→ **What to work on**:
Provide an exact reproduction of every entry.

→ **Listing**:
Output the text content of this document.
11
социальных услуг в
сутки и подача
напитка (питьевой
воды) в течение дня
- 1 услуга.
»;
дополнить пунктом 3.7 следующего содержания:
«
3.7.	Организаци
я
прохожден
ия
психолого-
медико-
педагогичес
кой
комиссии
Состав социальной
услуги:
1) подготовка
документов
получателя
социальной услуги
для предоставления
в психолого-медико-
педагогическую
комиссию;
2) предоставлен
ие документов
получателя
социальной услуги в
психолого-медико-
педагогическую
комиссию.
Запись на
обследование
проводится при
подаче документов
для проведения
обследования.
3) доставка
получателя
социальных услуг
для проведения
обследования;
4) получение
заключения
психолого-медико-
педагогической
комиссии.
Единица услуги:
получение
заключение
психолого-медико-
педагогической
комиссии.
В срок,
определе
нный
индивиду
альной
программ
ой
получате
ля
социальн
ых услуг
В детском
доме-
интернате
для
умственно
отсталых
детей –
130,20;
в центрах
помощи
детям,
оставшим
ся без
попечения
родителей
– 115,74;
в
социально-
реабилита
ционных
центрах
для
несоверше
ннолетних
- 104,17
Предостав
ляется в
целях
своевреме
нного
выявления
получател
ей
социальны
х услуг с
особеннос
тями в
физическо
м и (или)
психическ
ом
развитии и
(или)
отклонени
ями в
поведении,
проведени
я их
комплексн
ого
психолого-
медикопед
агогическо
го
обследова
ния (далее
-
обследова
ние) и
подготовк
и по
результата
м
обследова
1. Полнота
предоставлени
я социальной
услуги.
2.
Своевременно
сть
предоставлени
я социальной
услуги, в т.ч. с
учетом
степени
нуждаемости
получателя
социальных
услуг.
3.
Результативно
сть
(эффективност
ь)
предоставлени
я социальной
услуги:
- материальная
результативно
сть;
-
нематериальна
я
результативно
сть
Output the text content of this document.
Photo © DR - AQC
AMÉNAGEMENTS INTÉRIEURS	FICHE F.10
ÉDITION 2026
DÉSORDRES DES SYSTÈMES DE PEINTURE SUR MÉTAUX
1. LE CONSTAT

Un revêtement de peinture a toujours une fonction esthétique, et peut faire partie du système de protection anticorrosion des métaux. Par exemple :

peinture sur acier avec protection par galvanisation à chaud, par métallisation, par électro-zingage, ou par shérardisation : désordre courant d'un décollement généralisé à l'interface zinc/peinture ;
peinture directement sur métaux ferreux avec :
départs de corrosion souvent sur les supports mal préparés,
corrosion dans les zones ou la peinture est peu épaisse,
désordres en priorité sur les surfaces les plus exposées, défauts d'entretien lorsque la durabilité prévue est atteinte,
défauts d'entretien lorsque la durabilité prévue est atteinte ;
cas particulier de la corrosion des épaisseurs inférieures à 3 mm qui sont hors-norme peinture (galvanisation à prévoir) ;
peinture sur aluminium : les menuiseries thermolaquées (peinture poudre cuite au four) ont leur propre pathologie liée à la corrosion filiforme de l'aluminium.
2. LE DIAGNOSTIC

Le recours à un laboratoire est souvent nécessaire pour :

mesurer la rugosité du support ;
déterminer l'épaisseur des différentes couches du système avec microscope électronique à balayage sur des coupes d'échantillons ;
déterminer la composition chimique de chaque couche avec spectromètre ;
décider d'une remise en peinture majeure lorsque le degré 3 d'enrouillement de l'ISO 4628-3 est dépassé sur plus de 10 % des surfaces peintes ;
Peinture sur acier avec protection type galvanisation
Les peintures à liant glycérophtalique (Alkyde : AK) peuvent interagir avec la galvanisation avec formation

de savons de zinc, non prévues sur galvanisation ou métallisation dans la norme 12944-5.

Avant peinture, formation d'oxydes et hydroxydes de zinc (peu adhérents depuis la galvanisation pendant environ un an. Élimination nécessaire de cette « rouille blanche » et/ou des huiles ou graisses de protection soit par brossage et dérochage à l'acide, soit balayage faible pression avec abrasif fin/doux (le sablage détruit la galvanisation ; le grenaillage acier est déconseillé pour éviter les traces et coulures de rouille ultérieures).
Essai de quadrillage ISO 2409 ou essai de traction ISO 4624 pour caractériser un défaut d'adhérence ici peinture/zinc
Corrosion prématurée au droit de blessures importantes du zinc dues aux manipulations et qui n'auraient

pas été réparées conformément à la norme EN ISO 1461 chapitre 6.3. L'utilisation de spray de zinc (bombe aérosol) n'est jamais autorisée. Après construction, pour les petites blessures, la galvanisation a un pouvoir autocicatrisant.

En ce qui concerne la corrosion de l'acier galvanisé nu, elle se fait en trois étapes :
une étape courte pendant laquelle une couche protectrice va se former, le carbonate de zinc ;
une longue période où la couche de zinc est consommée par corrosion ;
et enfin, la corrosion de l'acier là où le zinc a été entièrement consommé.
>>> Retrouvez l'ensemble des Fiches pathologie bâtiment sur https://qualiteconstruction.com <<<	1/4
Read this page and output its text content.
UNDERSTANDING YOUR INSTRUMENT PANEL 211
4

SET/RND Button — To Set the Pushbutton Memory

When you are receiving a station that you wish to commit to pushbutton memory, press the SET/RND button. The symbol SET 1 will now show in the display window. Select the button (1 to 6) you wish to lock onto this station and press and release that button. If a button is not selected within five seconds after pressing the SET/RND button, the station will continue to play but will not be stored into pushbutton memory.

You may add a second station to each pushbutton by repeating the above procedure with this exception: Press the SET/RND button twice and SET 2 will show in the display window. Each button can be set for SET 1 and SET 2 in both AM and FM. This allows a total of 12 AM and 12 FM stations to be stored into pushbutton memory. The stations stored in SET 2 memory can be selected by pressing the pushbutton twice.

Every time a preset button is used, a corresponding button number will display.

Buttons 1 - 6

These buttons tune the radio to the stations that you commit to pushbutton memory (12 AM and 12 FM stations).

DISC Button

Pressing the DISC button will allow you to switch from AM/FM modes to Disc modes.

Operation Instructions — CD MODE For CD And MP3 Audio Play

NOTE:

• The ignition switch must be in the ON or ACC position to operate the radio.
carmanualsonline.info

→ **Exercise result**:
Output the text content of this document.
11
социальных услуг в
сутки и подача
напитка (питьевой
воды) в течение дня
- 1 услуга.
»;
дополнить пунктом 3.7 следующего содержания:
«
3.7.	Организаци
я
прохожден
ия
психолого-
медико-
педагогичес
кой
комиссии
Состав социальной
услуги:
1) подготовка
документов
получателя
социальной услуги
для предоставления
в психолого-медико-
педагогическую
комиссию;
2) предоставлен
ие документов
получателя
социальной услуги в
психолого-медико-
педагогическую
комиссию.
Запись на
обследование
проводится при
подаче документов
для проведения
обследования.
3) доставка
получателя
социальных услуг
для проведения
обследования;
4) получение
заключения
психолого-медико-
педагогической
комиссии.
Единица услуги:
получение
заключение
психолого-медико-
педагогической
комиссии.
В срок,
определе
нный
индивиду
альной
программ
ой
получате
ля
социальн
ых услуг
В детском
доме-
интернате
для
умственно
отсталых
детей –
130,20;
в центрах
помощи
детям,
оставшим
ся без
попечения
родителей
– 115,74;
в
социально-
реабилита
ционных
центрах
для
несоверше
ннолетних
- 104,17
Предостав
ляется в
целях
своевреме
нного
выявления
получател
ей
социальны
х услуг с
особеннос
тями в
физическо
м и (или)
психическ
ом
развитии и
(или)
отклонени
ями в
поведении,
проведени
я их
комплексн
ого
психолого-
медикопед
агогическо
го
обследова
ния (далее
-
обследова
ние) и
подготовк
и по
результата
м
обследова
1. Полнота
предоставлени
я социальной
услуги.
2.
Своевременно
сть
предоставлени
я социальной
услуги, в т.ч. с
учетом
степени
нуждаемости
получателя
социальных
услуг.
3.
Результативно
сть
(эффективност
ь)
предоставлени
я социальной
услуги:
- материальная
результативно
сть;
-
нематериальна
я
результативно
сть
Output the text content of this document.
Photo © DR - AQC
AMÉNAGEMENTS INTÉRIEURS	FICHE F.10
ÉDITION 2026
DÉSORDRES DES SYSTÈMES DE PEINTURE SUR MÉTAUX
1. LE CONSTAT

Un revêtement de peinture a toujours une fonction esthétique, et peut faire partie du système de protection anticorrosion des métaux. Par exemple :

peinture sur acier avec protection par galvanisation à chaud, par métallisation, par électro-zingage, ou par shérardisation : désordre courant d'un décollement généralisé à l'interface zinc/peinture ;
peinture directement sur métaux ferreux avec :
départs de corrosion souvent sur les supports mal préparés,
corrosion dans les zones ou la peinture est peu épaisse,
désordres en priorité sur les surfaces les plus exposées, défauts d'entretien lorsque la durabilité prévue est atteinte,
défauts d'entretien lorsque la durabilité prévue est atteinte ;
cas particulier de la corrosion des épaisseurs inférieures à 3 mm qui sont hors-norme peinture (galvanisation à prévoir) ;
peinture sur aluminium : les menuiseries thermolaquées (peinture poudre cuite au four) ont leur propre pathologie liée à la corrosion filiforme de l'aluminium.
2. LE DIAGNOSTIC

Le recours à un laboratoire est souvent nécessaire pour :

mesurer la rugosité du support ;
déterminer l'épaisseur des différentes couches du système avec microscope électronique à balayage sur des coupes d'échantillons ;
déterminer la composition chimique de chaque couche avec spectromètre ;
décider d'une remise en peinture majeure lorsque le degré 3 d'enrouillement de l'ISO 4628-3 est dépassé sur plus de 10 % des surfaces peintes ;
Peinture sur acier avec protection type galvanisation
Les peintures à liant glycérophtalique (Alkyde : AK) peuvent interagir avec la galvanisation avec formation

de savons de zinc, non prévues sur galvanisation ou métallisation dans la norme 12944-5.

Avant peinture, formation d'oxydes et hydroxydes de zinc (peu adhérents depuis la galvanisation pendant environ un an. Élimination nécessaire de cette « rouille blanche » et/ou des huiles ou graisses de protection soit par brossage et dérochage à l'acide, soit balayage faible pression avec abrasif fin/doux (le sablage détruit la galvanisation ; le grenaillage acier est déconseillé pour éviter les traces et coulures de rouille ultérieures).
Essai de quadrillage ISO 2409 ou essai de traction ISO 4624 pour caractériser un défaut d'adhérence ici peinture/zinc
Corrosion prématurée au droit de blessures importantes du zinc dues aux manipulations et qui n'auraient

pas été réparées conformément à la norme EN ISO 1461 chapitre 6.3. L'utilisation de spray de zinc (bombe aérosol) n'est jamais autorisée. Après construction, pour les petites blessures, la galvanisation a un pouvoir autocicatrisant.

En ce qui concerne la corrosion de l'acier galvanisé nu, elle se fait en trois étapes :
une étape courte pendant laquelle une couche protectrice va se former, le carbonate de zinc ;
une longue période où la couche de zinc est consommée par corrosion ;
et enfin, la corrosion de l'acier là où le zinc a été entièrement consommé.
>>> Retrouvez l'ensemble des Fiches pathologie bâtiment sur https://qualiteconstruction.com <<<	1/4
Read this page and output its text content.
UNDERSTANDING YOUR INSTRUMENT PANEL 211
4

SET/RND Button — To Set the Pushbutton Memory

When you are receiving a station that you wish to commit to pushbutton memory, press the SET/RND button. The symbol SET 1 will now show in the display window. Select the button (1 to 6) you wish to lock onto this station and press and release that button. If a button is not selected within five seconds after pressing the SET/RND button, the station will continue to play but will not be stored into pushbutton memory.

You may add a second station to each pushbutton by repeating the above procedure with this exception: Press the SET/RND button twice and SET 2 will show in the display window. Each button can be set for SET 1 and SET 2 in both AM and FM. This allows a total of 12 AM and 12 FM stations to be stored into pushbutton memory. The stations stored in SET 2 memory can be selected by pressing the pushbutton twice.

Every time a preset button is used, a corresponding button number will display.

Buttons 1 - 6

These buttons tune the radio to the stations that you commit to pushbutton memory (12 AM and 12 FM stations).

DISC Button

Pressing the DISC button will allow you to switch from AM/FM modes to Disc modes.

Operation Instructions — CD MODE For CD And MP3 Audio Play

NOTE:

• The ignition switch must be in the ON or ACC position to operate the radio.
carmanualsonline.info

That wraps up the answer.